---------- Information supplied ----------
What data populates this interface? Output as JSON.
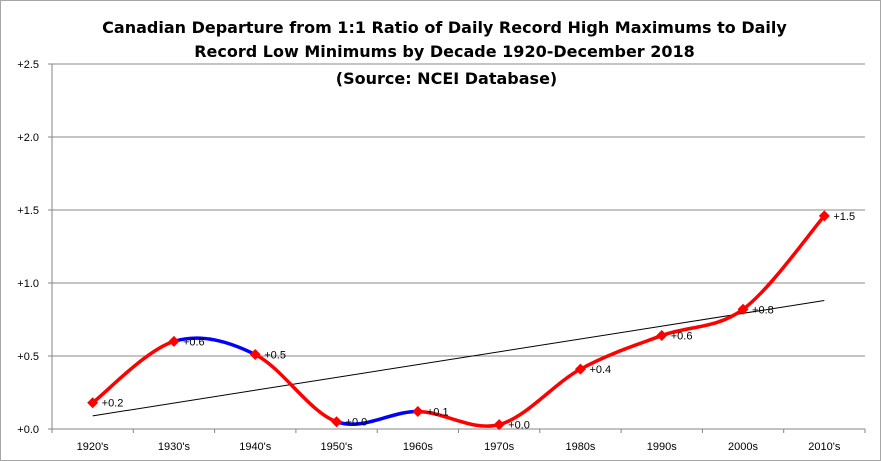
{
  "chart_data": {
    "type": "line",
    "title_lines": [
      "Canadian  Departure  from 1:1 Ratio of Daily Record High Maximums to Daily",
      "Record Low Minimums  by Decade 1920-December 2018",
      "(Source: NCEI Database)"
    ],
    "categories": [
      "1920's",
      "1930's",
      "1940's",
      "1950's",
      "1960s",
      "1970s",
      "1980s",
      "1990s",
      "2000s",
      "2010's"
    ],
    "series": [
      {
        "values": [
          0.18,
          0.6,
          0.51,
          0.05,
          0.12,
          0.03,
          0.41,
          0.64,
          0.82,
          1.46
        ],
        "labels": [
          "+0.2",
          "+0.6",
          "+0.5",
          "+0.0",
          "+0.1",
          "+0.0",
          "+0.4",
          "+0.6",
          "+0.8",
          "+1.5"
        ]
      }
    ],
    "trendline": {
      "start": 0.09,
      "end": 0.88
    },
    "y_ticks": [
      "+0.0",
      "+0.5",
      "+1.0",
      "+1.5",
      "+2.0",
      "+2.5"
    ],
    "ylim": [
      0,
      2.5
    ],
    "grid": true,
    "colors": {
      "line": "#ff0000",
      "decline_segments": "#0000ff",
      "markers": "#ff0000",
      "trend": "#000000",
      "grid": "#888888"
    }
  }
}
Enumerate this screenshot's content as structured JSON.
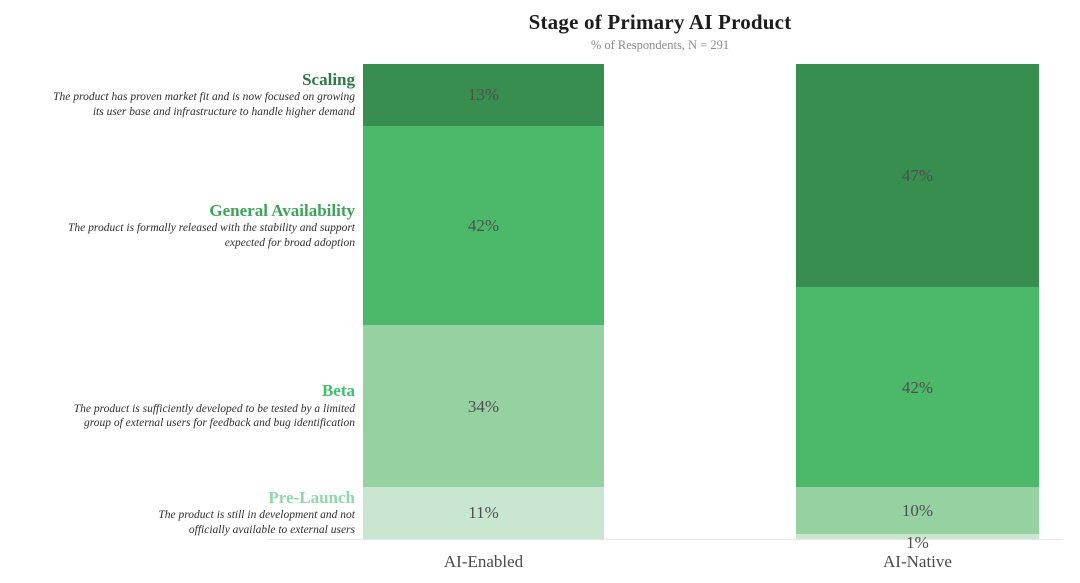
{
  "header": {
    "title": "Stage of Primary AI Product",
    "subtitle": "% of Respondents, N = 291"
  },
  "chart_data": {
    "type": "bar",
    "stacked": true,
    "orientation": "vertical",
    "unit": "%",
    "title": "Stage of Primary AI Product",
    "subtitle": "% of Respondents, N = 291",
    "categories": [
      "AI-Enabled",
      "AI-Native"
    ],
    "ylim": [
      0,
      100
    ],
    "grid": false,
    "legend": "stage labels with descriptions on left side, top-to-bottom order matches stack order",
    "stages": [
      {
        "name": "Scaling",
        "description": "The product has proven market fit and is now focused on growing\nits user base and infrastructure to handle higher demand",
        "bar_color": "#388E4F",
        "label_color": "#2C7B44",
        "values": [
          13,
          47
        ]
      },
      {
        "name": "General Availability",
        "description": "The product is formally released with the stability and support\nexpected for broad adoption",
        "bar_color": "#4CB96A",
        "label_color": "#3FA25B",
        "values": [
          42,
          42
        ]
      },
      {
        "name": "Beta",
        "description": "The product is sufficiently developed to be tested by a limited\ngroup of external users for feedback and bug identification",
        "bar_color": "#96D1A2",
        "label_color": "#43BE6F",
        "values": [
          34,
          10
        ]
      },
      {
        "name": "Pre-Launch",
        "description": "The product is still in development and not\nofficially available to external users",
        "bar_color": "#C9E7D0",
        "label_color": "#92D7A9",
        "values": [
          11,
          1
        ]
      }
    ],
    "value_label_color": "#4F4F4F",
    "axis_label_color": "#4A4A4A"
  }
}
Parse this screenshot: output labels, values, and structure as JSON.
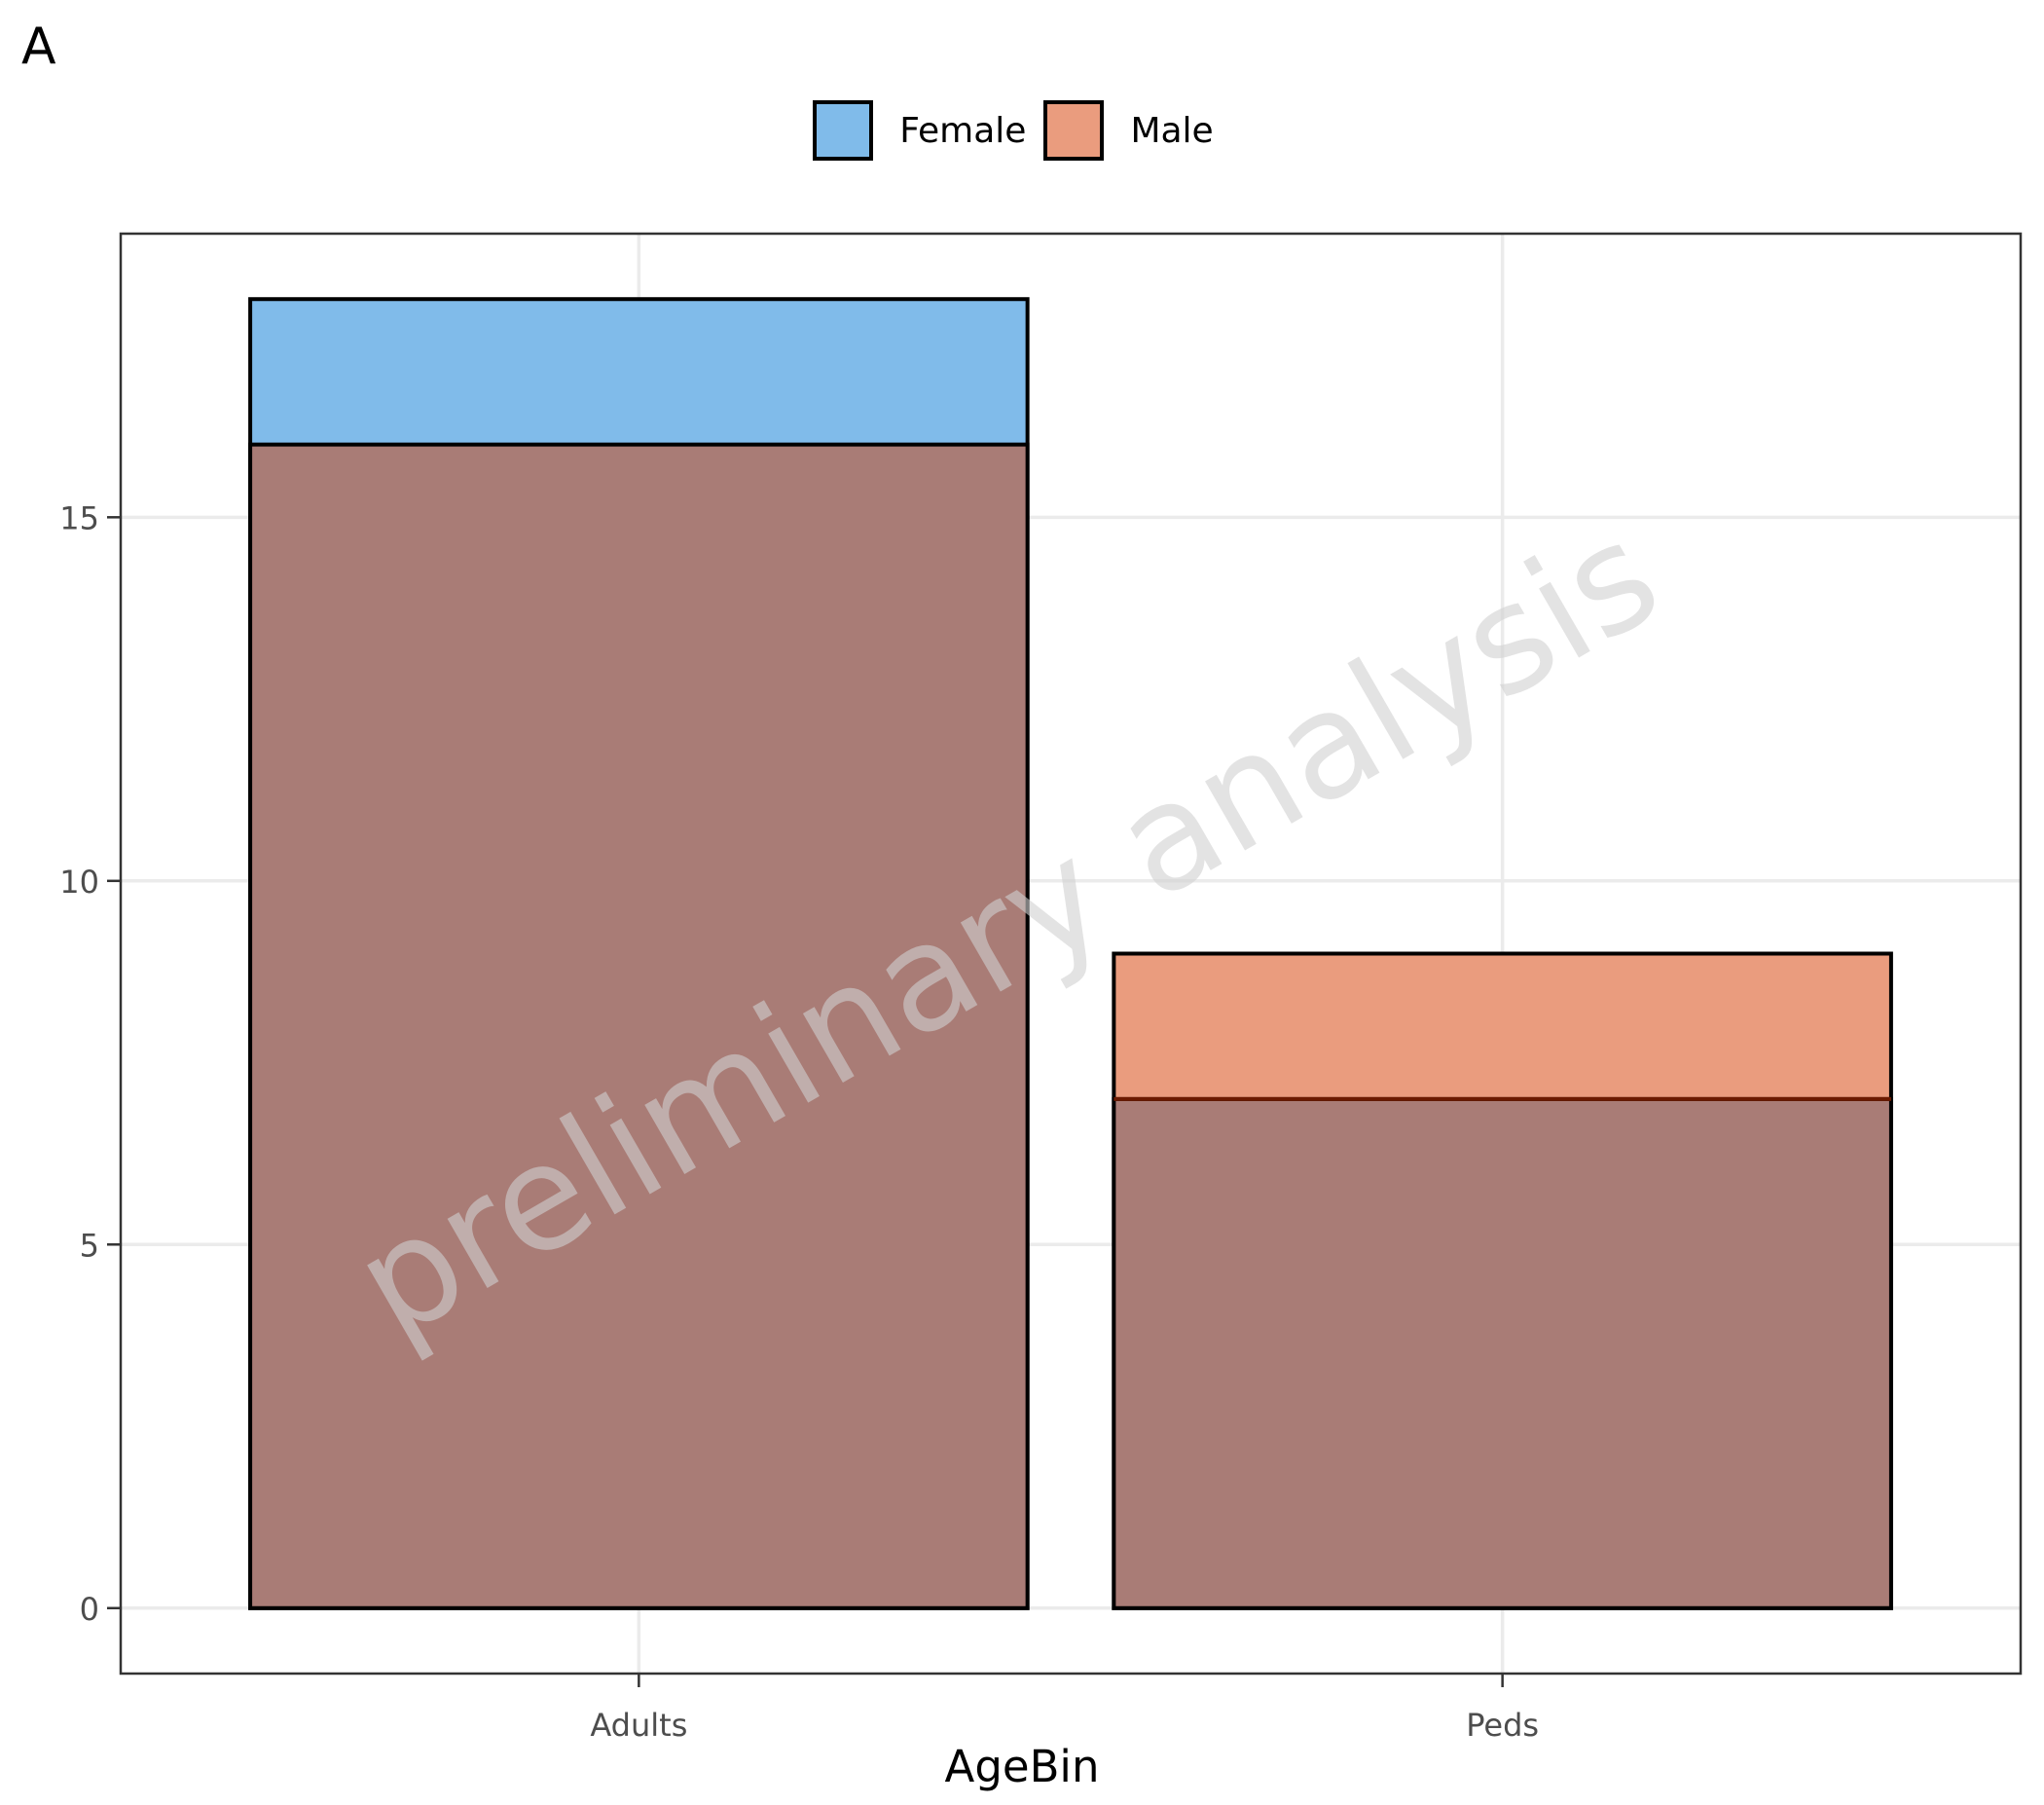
{
  "panel_tag": "A",
  "legend": {
    "items": [
      {
        "label": "Female",
        "color": "#80BBEA"
      },
      {
        "label": "Male",
        "color": "#EA9C7E"
      }
    ]
  },
  "watermark": "preliminary analysis",
  "colors": {
    "female": "#80BBEA",
    "male": "#EA9C7E",
    "overlap": "#A97C76",
    "grid": "#EBEBEB",
    "panel_border": "#333333",
    "tick_label": "#4D4D4D",
    "male_outline": "#6B1A00"
  },
  "chart_data": {
    "type": "bar",
    "categories": [
      "Adults",
      "Peds"
    ],
    "series": [
      {
        "name": "Female",
        "values": [
          18,
          7
        ]
      },
      {
        "name": "Male",
        "values": [
          16,
          9
        ]
      }
    ],
    "bar_mode": "overlay",
    "title": "",
    "xlabel": "AgeBin",
    "ylabel": "",
    "ylim": [
      -0.9,
      18.9
    ],
    "yticks": [
      0,
      5,
      10,
      15
    ],
    "ytick_labels": [
      "0",
      "5",
      "10",
      "15"
    ],
    "grid": true,
    "legend_position": "top"
  }
}
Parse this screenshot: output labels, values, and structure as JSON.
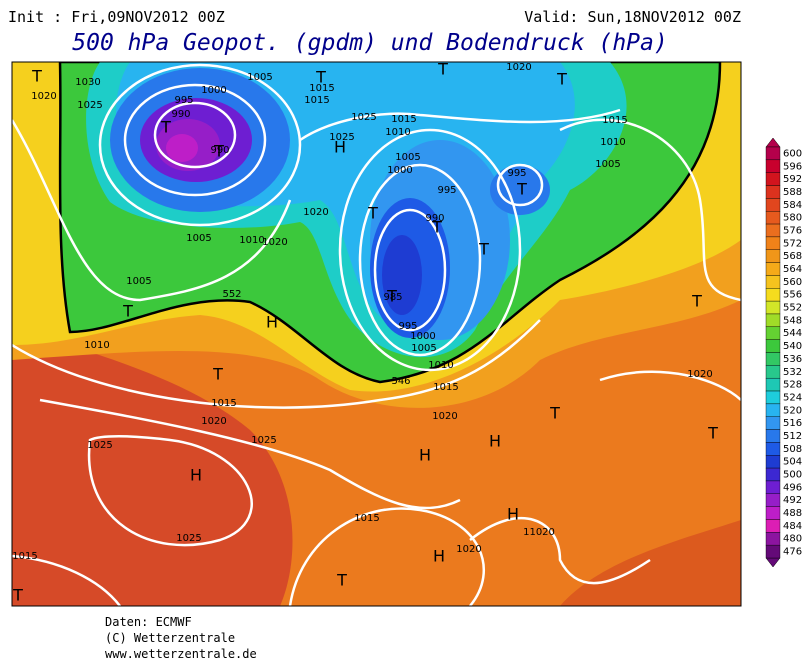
{
  "header": {
    "init": "Init : Fri,09NOV2012 00Z",
    "valid": "Valid: Sun,18NOV2012 00Z",
    "title": "500 hPa Geopot. (gpdm) und Bodendruck (hPa)"
  },
  "colorbar": {
    "values": [
      600,
      596,
      592,
      588,
      584,
      580,
      576,
      572,
      568,
      564,
      560,
      556,
      552,
      548,
      544,
      540,
      536,
      532,
      528,
      524,
      520,
      516,
      512,
      508,
      504,
      500,
      496,
      492,
      488,
      484,
      480,
      476
    ],
    "colors": [
      "#b4004b",
      "#c8002d",
      "#d2141e",
      "#dc321e",
      "#e1461e",
      "#e65a1e",
      "#eb6e1e",
      "#f08219",
      "#f09619",
      "#f5aa19",
      "#f5c31e",
      "#f5dc1e",
      "#d2e628",
      "#a0dc28",
      "#64d232",
      "#3cc83c",
      "#32c864",
      "#28c88c",
      "#1ec8b4",
      "#1ecddc",
      "#28b4f0",
      "#3296f0",
      "#2878eb",
      "#1e5ae6",
      "#1e3cd2",
      "#3c28d2",
      "#6e1ed2",
      "#961ec8",
      "#be1ec8",
      "#dc1eb4",
      "#8c14a0",
      "#640a78"
    ]
  },
  "pressure_centers": [
    "T",
    "T",
    "T",
    "T",
    "T",
    "H",
    "T",
    "T",
    "T",
    "T",
    "T",
    "T",
    "H",
    "T",
    "T",
    "T",
    "T",
    "H",
    "H",
    "T",
    "H",
    "H",
    "H",
    "T",
    "T"
  ],
  "isobar_labels": [
    "1030",
    "1020",
    "1025",
    "1005",
    "1015",
    "1015",
    "1020",
    "995",
    "1000",
    "990",
    "990",
    "1025",
    "1015",
    "1010",
    "1025",
    "1005",
    "1000",
    "995",
    "995",
    "1015",
    "1010",
    "1005",
    "1020",
    "1005",
    "1010",
    "1020",
    "990",
    "1005",
    "985",
    "995",
    "1000",
    "1005",
    "1010",
    "1015",
    "1010",
    "1020",
    "1015",
    "1020",
    "1025",
    "1025",
    "1020",
    "1025",
    "1015",
    "1020",
    "11020",
    "1015"
  ],
  "contour_labels": [
    "552",
    "546"
  ],
  "footer": [
    "Daten: ECMWF",
    "(C) Wetterzentrale",
    "www.wetterzentrale.de"
  ]
}
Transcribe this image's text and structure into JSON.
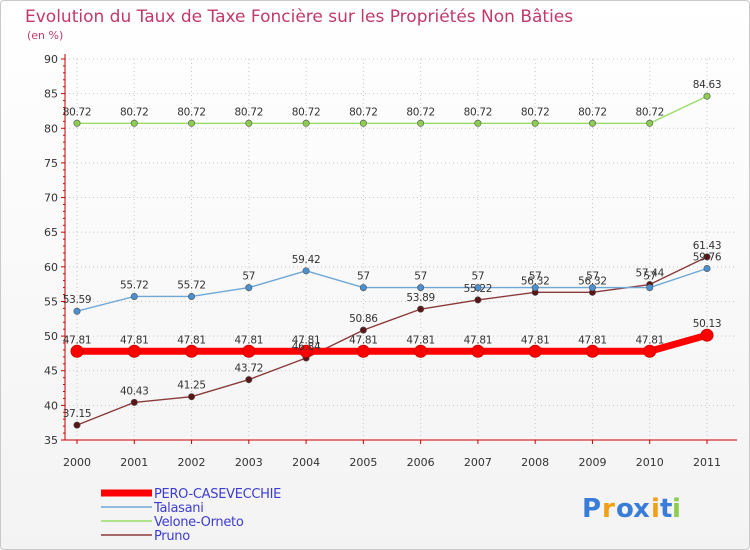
----------
Stated task: Restate the data above word for word. Do not include the images.

Written answer:
What data populates this interface? Output as JSON.
{
  "chart_data": {
    "type": "line",
    "title_lines": [
      "Canadian  Departure  from 1:1 Ratio of Daily Record High Maximums to Daily",
      "Record Low Minimums  by Decade 1920-December 2018",
      "(Source: NCEI Database)"
    ],
    "categories": [
      "1920's",
      "1930's",
      "1940's",
      "1950's",
      "1960s",
      "1970s",
      "1980s",
      "1990s",
      "2000s",
      "2010's"
    ],
    "series": [
      {
        "values": [
          0.18,
          0.6,
          0.51,
          0.05,
          0.12,
          0.03,
          0.41,
          0.64,
          0.82,
          1.46
        ],
        "labels": [
          "+0.2",
          "+0.6",
          "+0.5",
          "+0.0",
          "+0.1",
          "+0.0",
          "+0.4",
          "+0.6",
          "+0.8",
          "+1.5"
        ]
      }
    ],
    "trendline": {
      "start": 0.09,
      "end": 0.88
    },
    "y_ticks": [
      "+0.0",
      "+0.5",
      "+1.0",
      "+1.5",
      "+2.0",
      "+2.5"
    ],
    "ylim": [
      0,
      2.5
    ],
    "grid": true,
    "colors": {
      "line": "#ff0000",
      "decline_segments": "#0000ff",
      "markers": "#ff0000",
      "trend": "#000000",
      "grid": "#888888"
    }
  }
}
Enumerate this screenshot's content as structured JSON.
{
  "header": {
    "title": "Stage of Primary AI Product",
    "subtitle": "% of Respondents, N = 291"
  },
  "chart_data": {
    "type": "bar",
    "stacked": true,
    "orientation": "vertical",
    "unit": "%",
    "title": "Stage of Primary AI Product",
    "subtitle": "% of Respondents, N = 291",
    "categories": [
      "AI-Enabled",
      "AI-Native"
    ],
    "ylim": [
      0,
      100
    ],
    "grid": false,
    "legend": "stage labels with descriptions on left side, top-to-bottom order matches stack order",
    "stages": [
      {
        "name": "Scaling",
        "description": "The product has proven market fit and is now focused on growing\nits user base and infrastructure to handle higher demand",
        "bar_color": "#388E4F",
        "label_color": "#2C7B44",
        "values": [
          13,
          47
        ]
      },
      {
        "name": "General Availability",
        "description": "The product is formally released with the stability and support\nexpected for broad adoption",
        "bar_color": "#4CB96A",
        "label_color": "#3FA25B",
        "values": [
          42,
          42
        ]
      },
      {
        "name": "Beta",
        "description": "The product is sufficiently developed to be tested by a limited\ngroup of external users for feedback and bug identification",
        "bar_color": "#96D1A2",
        "label_color": "#43BE6F",
        "values": [
          34,
          10
        ]
      },
      {
        "name": "Pre-Launch",
        "description": "The product is still in development and not\nofficially available to external users",
        "bar_color": "#C9E7D0",
        "label_color": "#92D7A9",
        "values": [
          11,
          1
        ]
      }
    ],
    "value_label_color": "#4F4F4F",
    "axis_label_color": "#4A4A4A"
  }
}
Parse this screenshot: output labels, values, and structure as JSON.
{
  "panel_tag": "A",
  "legend": {
    "items": [
      {
        "label": "Female",
        "color": "#80BBEA"
      },
      {
        "label": "Male",
        "color": "#EA9C7E"
      }
    ]
  },
  "watermark": "preliminary analysis",
  "colors": {
    "female": "#80BBEA",
    "male": "#EA9C7E",
    "overlap": "#A97C76",
    "grid": "#EBEBEB",
    "panel_border": "#333333",
    "tick_label": "#4D4D4D",
    "male_outline": "#6B1A00"
  },
  "chart_data": {
    "type": "bar",
    "categories": [
      "Adults",
      "Peds"
    ],
    "series": [
      {
        "name": "Female",
        "values": [
          18,
          7
        ]
      },
      {
        "name": "Male",
        "values": [
          16,
          9
        ]
      }
    ],
    "bar_mode": "overlay",
    "title": "",
    "xlabel": "AgeBin",
    "ylabel": "",
    "ylim": [
      -0.9,
      18.9
    ],
    "yticks": [
      0,
      5,
      10,
      15
    ],
    "ytick_labels": [
      "0",
      "5",
      "10",
      "15"
    ],
    "grid": true,
    "legend_position": "top"
  }
}
Parse this screenshot: output labels, values, and structure as JSON.
{
  "header": {
    "init": "Init : Fri,09NOV2012 00Z",
    "valid": "Valid: Sun,18NOV2012 00Z",
    "title": "500 hPa Geopot. (gpdm) und Bodendruck (hPa)"
  },
  "colorbar": {
    "values": [
      600,
      596,
      592,
      588,
      584,
      580,
      576,
      572,
      568,
      564,
      560,
      556,
      552,
      548,
      544,
      540,
      536,
      532,
      528,
      524,
      520,
      516,
      512,
      508,
      504,
      500,
      496,
      492,
      488,
      484,
      480,
      476
    ],
    "colors": [
      "#b4004b",
      "#c8002d",
      "#d2141e",
      "#dc321e",
      "#e1461e",
      "#e65a1e",
      "#eb6e1e",
      "#f08219",
      "#f09619",
      "#f5aa19",
      "#f5c31e",
      "#f5dc1e",
      "#d2e628",
      "#a0dc28",
      "#64d232",
      "#3cc83c",
      "#32c864",
      "#28c88c",
      "#1ec8b4",
      "#1ecddc",
      "#28b4f0",
      "#3296f0",
      "#2878eb",
      "#1e5ae6",
      "#1e3cd2",
      "#3c28d2",
      "#6e1ed2",
      "#961ec8",
      "#be1ec8",
      "#dc1eb4",
      "#8c14a0",
      "#640a78"
    ]
  },
  "pressure_centers": [
    "T",
    "T",
    "T",
    "T",
    "T",
    "H",
    "T",
    "T",
    "T",
    "T",
    "T",
    "T",
    "H",
    "T",
    "T",
    "T",
    "T",
    "H",
    "H",
    "T",
    "H",
    "H",
    "H",
    "T",
    "T"
  ],
  "isobar_labels": [
    "1030",
    "1020",
    "1025",
    "1005",
    "1015",
    "1015",
    "1020",
    "995",
    "1000",
    "990",
    "990",
    "1025",
    "1015",
    "1010",
    "1025",
    "1005",
    "1000",
    "995",
    "995",
    "1015",
    "1010",
    "1005",
    "1020",
    "1005",
    "1010",
    "1020",
    "990",
    "1005",
    "985",
    "995",
    "1000",
    "1005",
    "1010",
    "1015",
    "1010",
    "1020",
    "1015",
    "1020",
    "1025",
    "1025",
    "1020",
    "1025",
    "1015",
    "1020",
    "11020",
    "1015"
  ],
  "contour_labels": [
    "552",
    "546"
  ],
  "footer": [
    "Daten: ECMWF",
    "(C) Wetterzentrale",
    "www.wetterzentrale.de"
  ]
}
Transcribe this image's text and structure into JSON.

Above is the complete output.